• What you need to do
Only lines with the string "ylabel" matter here; gather them from the material below.

• Data
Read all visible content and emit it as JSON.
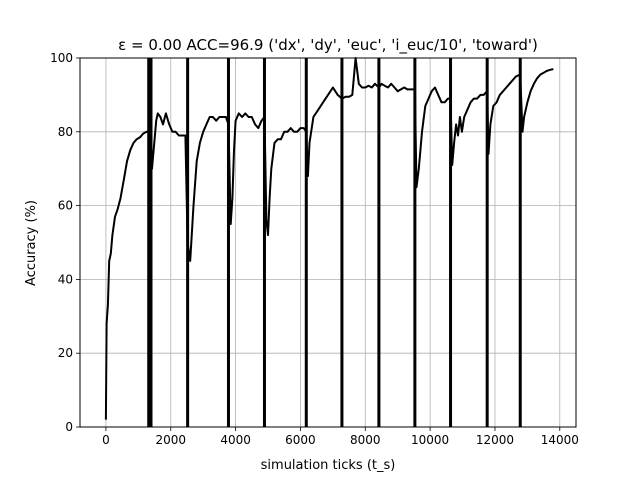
{
  "chart_data": {
    "type": "line",
    "title": "ε = 0.00 ACC=96.9 ('dx', 'dy', 'euc', 'i_euc/10', 'toward')",
    "xlabel": "simulation ticks (t_s)",
    "ylabel": "Accuracy (%)",
    "xlim": [
      -800,
      14500
    ],
    "ylim": [
      0,
      100
    ],
    "xticks": [
      0,
      2000,
      4000,
      6000,
      8000,
      10000,
      12000,
      14000
    ],
    "yticks": [
      0,
      20,
      40,
      60,
      80,
      100
    ],
    "grid": true,
    "series": [
      {
        "color": "#000000",
        "x": [
          0,
          20,
          60,
          100,
          150,
          200,
          280,
          360,
          450,
          550,
          650,
          750,
          850,
          950,
          1050,
          1150,
          1250,
          1320,
          1370,
          1420,
          1500,
          1550,
          1600,
          1680,
          1760,
          1850,
          1950,
          2050,
          2150,
          2250,
          2350,
          2450,
          2520,
          2600,
          2700,
          2800,
          2900,
          3000,
          3100,
          3200,
          3300,
          3400,
          3500,
          3600,
          3700,
          3780,
          3850,
          3900,
          3950,
          4000,
          4100,
          4200,
          4300,
          4400,
          4500,
          4600,
          4700,
          4800,
          4890,
          4950,
          5000,
          5050,
          5100,
          5200,
          5300,
          5400,
          5500,
          5600,
          5700,
          5800,
          5900,
          6000,
          6100,
          6180,
          6230,
          6280,
          6400,
          6550,
          6700,
          6850,
          7000,
          7150,
          7280,
          7400,
          7500,
          7600,
          7700,
          7800,
          7900,
          8000,
          8100,
          8200,
          8300,
          8420,
          8500,
          8600,
          8700,
          8800,
          8900,
          9000,
          9100,
          9200,
          9300,
          9400,
          9530,
          9580,
          9650,
          9750,
          9850,
          9950,
          10050,
          10150,
          10250,
          10350,
          10450,
          10550,
          10630,
          10680,
          10740,
          10800,
          10860,
          10920,
          10980,
          11050,
          11150,
          11250,
          11350,
          11450,
          11550,
          11650,
          11760,
          11800,
          11860,
          11950,
          12050,
          12150,
          12250,
          12350,
          12450,
          12550,
          12650,
          12780,
          12850,
          12900,
          13000,
          13100,
          13200,
          13300,
          13400,
          13500,
          13600,
          13700,
          13800
        ],
        "y": [
          2,
          28,
          33,
          45,
          47,
          52,
          57,
          59,
          62,
          67,
          72,
          75,
          77,
          78,
          78.5,
          79.5,
          80,
          80,
          72,
          70,
          78,
          83,
          85,
          84,
          82,
          85,
          82,
          80,
          80,
          79,
          79,
          79,
          50,
          45,
          60,
          72,
          77,
          80,
          82,
          84,
          84,
          83,
          84,
          84,
          84,
          82,
          55,
          62,
          75,
          83,
          85,
          84,
          85,
          84,
          84,
          82,
          81,
          83,
          84,
          56,
          52,
          62,
          70,
          77,
          78,
          78,
          80,
          80,
          81,
          80,
          80,
          81,
          81,
          80,
          68,
          77,
          84,
          86,
          88,
          90,
          92,
          90,
          89,
          89.5,
          89.5,
          90,
          100,
          93,
          92,
          92,
          92.5,
          92,
          93,
          92,
          93,
          92.5,
          92,
          93,
          92,
          91,
          91.5,
          92,
          91.5,
          91.5,
          91.5,
          65,
          70,
          80,
          87,
          89,
          91,
          92,
          90,
          88,
          88,
          89,
          89,
          71,
          77,
          82,
          79,
          84,
          80,
          84,
          86,
          88,
          89,
          89,
          90,
          90,
          91,
          74,
          82,
          87,
          88,
          90,
          91,
          92,
          93,
          94,
          95,
          95.5,
          80,
          84,
          88,
          91,
          93,
          94.5,
          95.5,
          96,
          96.5,
          96.8,
          97
        ]
      }
    ],
    "vlines": [
      1320,
      1390,
      2520,
      3780,
      4890,
      6180,
      7280,
      8420,
      9530,
      10630,
      11760,
      12780
    ]
  }
}
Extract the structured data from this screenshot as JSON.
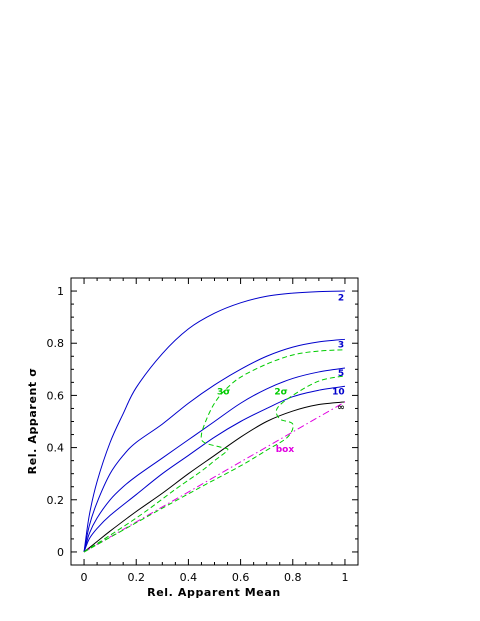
{
  "chart_data": {
    "type": "line",
    "title": "",
    "xlabel": "Rel. Apparent Mean",
    "ylabel": "Rel. Apparent σ",
    "xlim": [
      -0.05,
      1.05
    ],
    "ylim": [
      -0.05,
      1.05
    ],
    "xticks": [
      0,
      0.2,
      0.4,
      0.6,
      0.8,
      1
    ],
    "xtick_labels": [
      "0",
      "0.2",
      "0.4",
      "0.6",
      "0.8",
      "1"
    ],
    "yticks": [
      0,
      0.2,
      0.4,
      0.6,
      0.8,
      1
    ],
    "ytick_labels": [
      "0",
      "0.2",
      "0.4",
      "0.6",
      "0.8",
      "1"
    ],
    "grid": false,
    "series": [
      {
        "label": "2",
        "color": "#0000cc",
        "style": "solid",
        "points": [
          [
            0,
            0
          ],
          [
            0.02,
            0.14
          ],
          [
            0.05,
            0.27
          ],
          [
            0.1,
            0.42
          ],
          [
            0.15,
            0.53
          ],
          [
            0.2,
            0.63
          ],
          [
            0.3,
            0.76
          ],
          [
            0.4,
            0.855
          ],
          [
            0.5,
            0.915
          ],
          [
            0.6,
            0.955
          ],
          [
            0.7,
            0.98
          ],
          [
            0.8,
            0.992
          ],
          [
            0.9,
            0.998
          ],
          [
            1.0,
            1.0
          ]
        ]
      },
      {
        "label": "3",
        "color": "#0000cc",
        "style": "solid",
        "points": [
          [
            0,
            0
          ],
          [
            0.02,
            0.1
          ],
          [
            0.05,
            0.19
          ],
          [
            0.1,
            0.3
          ],
          [
            0.15,
            0.37
          ],
          [
            0.2,
            0.42
          ],
          [
            0.3,
            0.49
          ],
          [
            0.4,
            0.57
          ],
          [
            0.5,
            0.64
          ],
          [
            0.6,
            0.7
          ],
          [
            0.7,
            0.75
          ],
          [
            0.8,
            0.785
          ],
          [
            0.9,
            0.805
          ],
          [
            1.0,
            0.815
          ]
        ]
      },
      {
        "label": "5",
        "color": "#0000cc",
        "style": "solid",
        "points": [
          [
            0,
            0
          ],
          [
            0.02,
            0.07
          ],
          [
            0.05,
            0.13
          ],
          [
            0.1,
            0.2
          ],
          [
            0.15,
            0.25
          ],
          [
            0.2,
            0.29
          ],
          [
            0.3,
            0.36
          ],
          [
            0.4,
            0.43
          ],
          [
            0.5,
            0.5
          ],
          [
            0.6,
            0.57
          ],
          [
            0.7,
            0.625
          ],
          [
            0.8,
            0.665
          ],
          [
            0.9,
            0.69
          ],
          [
            1.0,
            0.705
          ]
        ]
      },
      {
        "label": "10",
        "color": "#0000cc",
        "style": "solid",
        "points": [
          [
            0,
            0
          ],
          [
            0.02,
            0.05
          ],
          [
            0.05,
            0.09
          ],
          [
            0.1,
            0.14
          ],
          [
            0.2,
            0.22
          ],
          [
            0.3,
            0.3
          ],
          [
            0.4,
            0.37
          ],
          [
            0.5,
            0.44
          ],
          [
            0.6,
            0.5
          ],
          [
            0.7,
            0.55
          ],
          [
            0.8,
            0.595
          ],
          [
            0.9,
            0.62
          ],
          [
            1.0,
            0.635
          ]
        ]
      },
      {
        "label": "∞",
        "color": "#000000",
        "style": "solid",
        "points": [
          [
            0,
            0
          ],
          [
            0.05,
            0.04
          ],
          [
            0.1,
            0.08
          ],
          [
            0.2,
            0.155
          ],
          [
            0.3,
            0.225
          ],
          [
            0.4,
            0.3
          ],
          [
            0.5,
            0.37
          ],
          [
            0.6,
            0.44
          ],
          [
            0.7,
            0.5
          ],
          [
            0.8,
            0.54
          ],
          [
            0.9,
            0.565
          ],
          [
            1.0,
            0.575
          ]
        ]
      },
      {
        "label": "box",
        "color": "#e000e0",
        "style": "dashdot",
        "points": [
          [
            0,
            0
          ],
          [
            1.0,
            0.575
          ]
        ]
      },
      {
        "label": "3σ",
        "color": "#00cc00",
        "style": "dashed",
        "points": [
          [
            0,
            0
          ],
          [
            0.2,
            0.13
          ],
          [
            0.35,
            0.24
          ],
          [
            0.45,
            0.31
          ],
          [
            0.5,
            0.35
          ],
          [
            0.55,
            0.39
          ],
          [
            0.53,
            0.4
          ],
          [
            0.46,
            0.42
          ],
          [
            0.45,
            0.45
          ],
          [
            0.47,
            0.51
          ],
          [
            0.5,
            0.57
          ],
          [
            0.54,
            0.62
          ],
          [
            0.6,
            0.67
          ],
          [
            0.7,
            0.72
          ],
          [
            0.8,
            0.755
          ],
          [
            0.9,
            0.77
          ],
          [
            1.0,
            0.775
          ]
        ]
      },
      {
        "label": "2σ",
        "color": "#00cc00",
        "style": "dashed",
        "points": [
          [
            0,
            0
          ],
          [
            0.25,
            0.14
          ],
          [
            0.45,
            0.25
          ],
          [
            0.6,
            0.33
          ],
          [
            0.7,
            0.39
          ],
          [
            0.78,
            0.44
          ],
          [
            0.8,
            0.49
          ],
          [
            0.75,
            0.51
          ],
          [
            0.74,
            0.55
          ],
          [
            0.8,
            0.6
          ],
          [
            0.9,
            0.655
          ],
          [
            1.0,
            0.675
          ]
        ]
      }
    ],
    "annotations": [
      {
        "text": "2",
        "x": 0.985,
        "y": 0.975,
        "color": "#0000cc"
      },
      {
        "text": "3",
        "x": 0.985,
        "y": 0.795,
        "color": "#0000cc"
      },
      {
        "text": "5",
        "x": 0.985,
        "y": 0.685,
        "color": "#0000cc"
      },
      {
        "text": "10",
        "x": 0.975,
        "y": 0.615,
        "color": "#0000cc"
      },
      {
        "text": "∞",
        "x": 0.985,
        "y": 0.555,
        "color": "#000000"
      },
      {
        "text": "3σ",
        "x": 0.535,
        "y": 0.615,
        "color": "#00cc00"
      },
      {
        "text": "2σ",
        "x": 0.755,
        "y": 0.615,
        "color": "#00cc00"
      },
      {
        "text": "box",
        "x": 0.77,
        "y": 0.395,
        "color": "#e000e0"
      }
    ]
  }
}
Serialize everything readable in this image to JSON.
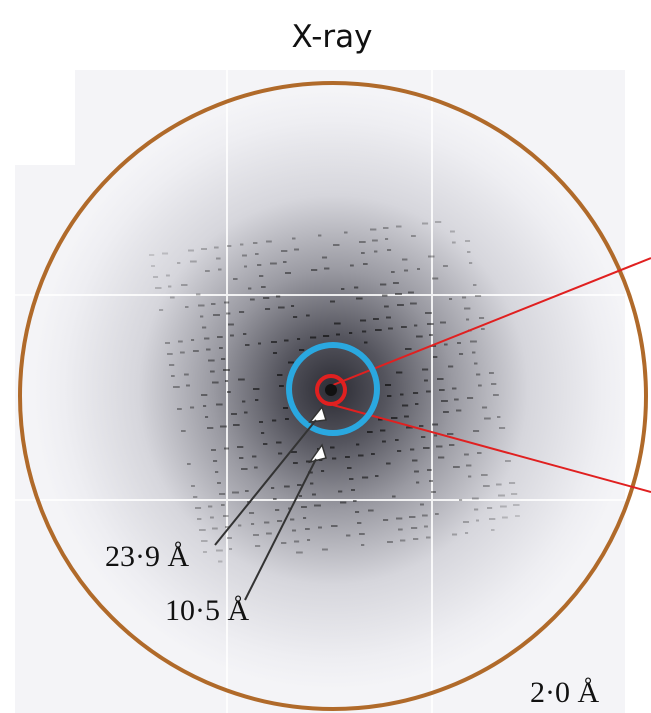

• Answer to this exercise
    "ylabel": "Accuracy (%)",
    "ylabel": "Rel. Apparent σ",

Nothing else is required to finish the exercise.